DOCUMENT PASSAGE:
_____

However, qubits can not only calculate, but also transmit data in a tap-proof manner, because they cannot be read out unnoticed. The German Aerospace Center (DLR) wants to make this “quantum cryptography” available over long distances and is researching, for example, the exchange of qubits between the ground and aircraft or satellites.
“We have quantum enthusiasts in all fields,” says Ferdinand-Schmidt-Kaler, summing up the Helmholtz Association’s extensive expertise. Helmholtz Quantum is now intended to bundle this potential and make it visible.
After all, part of the Helmholtz Association’s mission is to have an impact on society and to help tackle the major challenges of our time. Quantum technology thus requires a collaborative effort. “We are currently good in Germany at building individual components for quantum technology,” says Wilhelm-Mauch. However, he adds, there is a lack of a “system integrator,” that is, an institution where the threads come together.

_____

PROVIDED INFORMATION:
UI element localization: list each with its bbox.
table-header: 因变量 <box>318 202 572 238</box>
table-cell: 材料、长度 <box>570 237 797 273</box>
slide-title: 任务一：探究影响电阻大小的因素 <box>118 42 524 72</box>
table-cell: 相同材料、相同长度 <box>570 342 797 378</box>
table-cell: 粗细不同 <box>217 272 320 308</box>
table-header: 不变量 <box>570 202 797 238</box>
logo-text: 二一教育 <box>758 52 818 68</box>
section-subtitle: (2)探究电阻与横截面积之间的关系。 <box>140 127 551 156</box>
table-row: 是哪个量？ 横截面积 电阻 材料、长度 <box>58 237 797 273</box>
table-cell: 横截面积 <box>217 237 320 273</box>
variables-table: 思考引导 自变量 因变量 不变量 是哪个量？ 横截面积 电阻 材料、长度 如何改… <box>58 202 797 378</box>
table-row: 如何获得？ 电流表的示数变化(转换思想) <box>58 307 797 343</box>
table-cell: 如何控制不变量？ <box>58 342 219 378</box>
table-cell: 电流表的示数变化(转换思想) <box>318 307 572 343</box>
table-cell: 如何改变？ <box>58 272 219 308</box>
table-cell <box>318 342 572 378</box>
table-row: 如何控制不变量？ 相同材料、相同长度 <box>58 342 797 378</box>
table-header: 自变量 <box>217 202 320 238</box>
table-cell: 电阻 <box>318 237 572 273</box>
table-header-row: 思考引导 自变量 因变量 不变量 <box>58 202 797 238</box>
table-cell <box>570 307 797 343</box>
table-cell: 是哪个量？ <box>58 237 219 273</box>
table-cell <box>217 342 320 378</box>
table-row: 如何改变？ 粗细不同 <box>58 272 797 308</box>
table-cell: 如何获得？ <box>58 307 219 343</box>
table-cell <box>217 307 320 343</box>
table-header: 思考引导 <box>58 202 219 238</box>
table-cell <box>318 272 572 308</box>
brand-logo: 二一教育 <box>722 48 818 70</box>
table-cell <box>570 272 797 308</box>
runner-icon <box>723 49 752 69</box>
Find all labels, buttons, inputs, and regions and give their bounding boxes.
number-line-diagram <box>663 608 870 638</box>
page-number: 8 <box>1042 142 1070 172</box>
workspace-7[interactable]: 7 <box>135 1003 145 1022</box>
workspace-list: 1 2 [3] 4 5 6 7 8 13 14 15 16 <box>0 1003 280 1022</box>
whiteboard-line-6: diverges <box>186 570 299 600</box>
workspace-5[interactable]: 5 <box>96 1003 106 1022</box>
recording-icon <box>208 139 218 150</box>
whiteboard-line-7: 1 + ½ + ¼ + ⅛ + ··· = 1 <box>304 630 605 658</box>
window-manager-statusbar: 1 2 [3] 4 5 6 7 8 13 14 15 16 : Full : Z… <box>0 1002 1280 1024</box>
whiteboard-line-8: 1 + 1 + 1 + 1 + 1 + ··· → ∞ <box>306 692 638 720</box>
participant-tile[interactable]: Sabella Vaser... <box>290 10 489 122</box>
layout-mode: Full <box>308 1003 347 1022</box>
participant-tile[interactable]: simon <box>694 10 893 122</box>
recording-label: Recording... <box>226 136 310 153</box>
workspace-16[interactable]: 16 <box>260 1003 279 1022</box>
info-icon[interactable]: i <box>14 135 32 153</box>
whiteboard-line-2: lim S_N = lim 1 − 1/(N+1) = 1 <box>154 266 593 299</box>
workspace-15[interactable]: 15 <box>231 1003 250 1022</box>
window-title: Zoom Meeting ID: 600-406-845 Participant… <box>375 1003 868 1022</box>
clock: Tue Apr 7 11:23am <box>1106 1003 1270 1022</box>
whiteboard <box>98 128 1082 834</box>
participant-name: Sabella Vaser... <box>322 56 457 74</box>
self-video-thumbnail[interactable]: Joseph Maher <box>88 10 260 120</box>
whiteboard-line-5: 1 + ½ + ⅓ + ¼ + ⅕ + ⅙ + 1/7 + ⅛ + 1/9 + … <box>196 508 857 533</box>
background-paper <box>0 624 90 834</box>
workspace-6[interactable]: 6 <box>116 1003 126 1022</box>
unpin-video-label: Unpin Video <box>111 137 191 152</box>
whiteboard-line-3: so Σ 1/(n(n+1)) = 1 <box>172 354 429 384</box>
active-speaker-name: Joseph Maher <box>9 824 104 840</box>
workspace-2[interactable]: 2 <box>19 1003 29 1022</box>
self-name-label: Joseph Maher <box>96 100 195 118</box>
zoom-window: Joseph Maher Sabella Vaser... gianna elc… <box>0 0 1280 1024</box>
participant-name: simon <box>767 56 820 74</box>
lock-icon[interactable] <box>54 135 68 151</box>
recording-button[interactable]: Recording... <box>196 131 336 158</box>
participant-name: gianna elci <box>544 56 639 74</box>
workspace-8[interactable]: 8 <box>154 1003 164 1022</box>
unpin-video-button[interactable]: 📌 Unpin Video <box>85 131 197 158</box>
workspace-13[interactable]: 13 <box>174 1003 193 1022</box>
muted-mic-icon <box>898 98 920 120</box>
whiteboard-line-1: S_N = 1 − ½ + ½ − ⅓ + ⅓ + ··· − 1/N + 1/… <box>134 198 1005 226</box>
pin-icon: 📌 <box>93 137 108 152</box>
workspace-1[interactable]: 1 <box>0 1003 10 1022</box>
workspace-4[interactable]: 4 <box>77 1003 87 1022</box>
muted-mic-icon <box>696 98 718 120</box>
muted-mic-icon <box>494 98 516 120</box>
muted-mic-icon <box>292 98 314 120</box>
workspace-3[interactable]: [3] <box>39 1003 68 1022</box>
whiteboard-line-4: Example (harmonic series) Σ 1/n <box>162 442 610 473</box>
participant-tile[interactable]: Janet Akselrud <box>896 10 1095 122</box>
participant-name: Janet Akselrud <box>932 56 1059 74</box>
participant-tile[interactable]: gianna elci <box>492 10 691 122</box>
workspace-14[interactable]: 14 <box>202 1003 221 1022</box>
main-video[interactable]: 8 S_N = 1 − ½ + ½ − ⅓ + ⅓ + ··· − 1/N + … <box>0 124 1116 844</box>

_____

PROBLEMS AND TASKS:
[1] Please say whether each statement agrees with the quantum technology passage, answering yes or no and quoting the deciding words. (a) The DLR is researching the exchange of qubits between the ground and satellites. (b) According to Wilhelm-Mauch, Germany lacks the ability to build individual components for quantum technology. (c) Qubits can be read out without anyone noticing.
[2] Write the next part of the quantum technology passage, starting after its final sentence.

PER-TASK OUTPUTS:
[1]
(a) Yes: "is researching, for example, the exchange of qubits between the ground and aircraft or satellites"
(b) No: "We are currently good in Germany at building individual components for quantum technology"
(c) No: "because they cannot be read out unnoticed"

[2]
In Germany, Helmholtz-Quantum could take on this role and facilitate exchange between industry, politics and society. “We all want to see effective progress in quantum technology,” says Thomas Strohm of Bosch, which is researching quantum computers and quantum sensors. “That’s why we need to coordinate,” the physicist adds. Internally, Helmholtz Quantum is also closing the gap between basic research and application: At the new Helmholtz Quantum Center in Jülich, researchers are working on everything from new quantum materials to complete quantum computer systems.
In doing so, the experts at Helmholtz-Quantum always keep in touch with the world of quantum technology. They have excellent national and international networks. For example, Tommaso Calarco worked on the German government’s Roadmap Quantum Computing and was a driving force behind the European Union’s “Quantum Flagship”, a large-scale, long-term research project on quantum technology. Helmholtz-Quantum researchers collaborate on projects with scientists at universities and research institutions around the world.
Researchers lead the way
Despite the overarching goal, the diversity, flexibility and openness of quantum research in the Helmholtz Association remains intact. The strategy comes from the research community, Calarco says. “The antennas will continue to stay up,” the physicist assures. For example, he says, there are people at each of the participating Helmholtz centers to whom researchers can turn with their ideas.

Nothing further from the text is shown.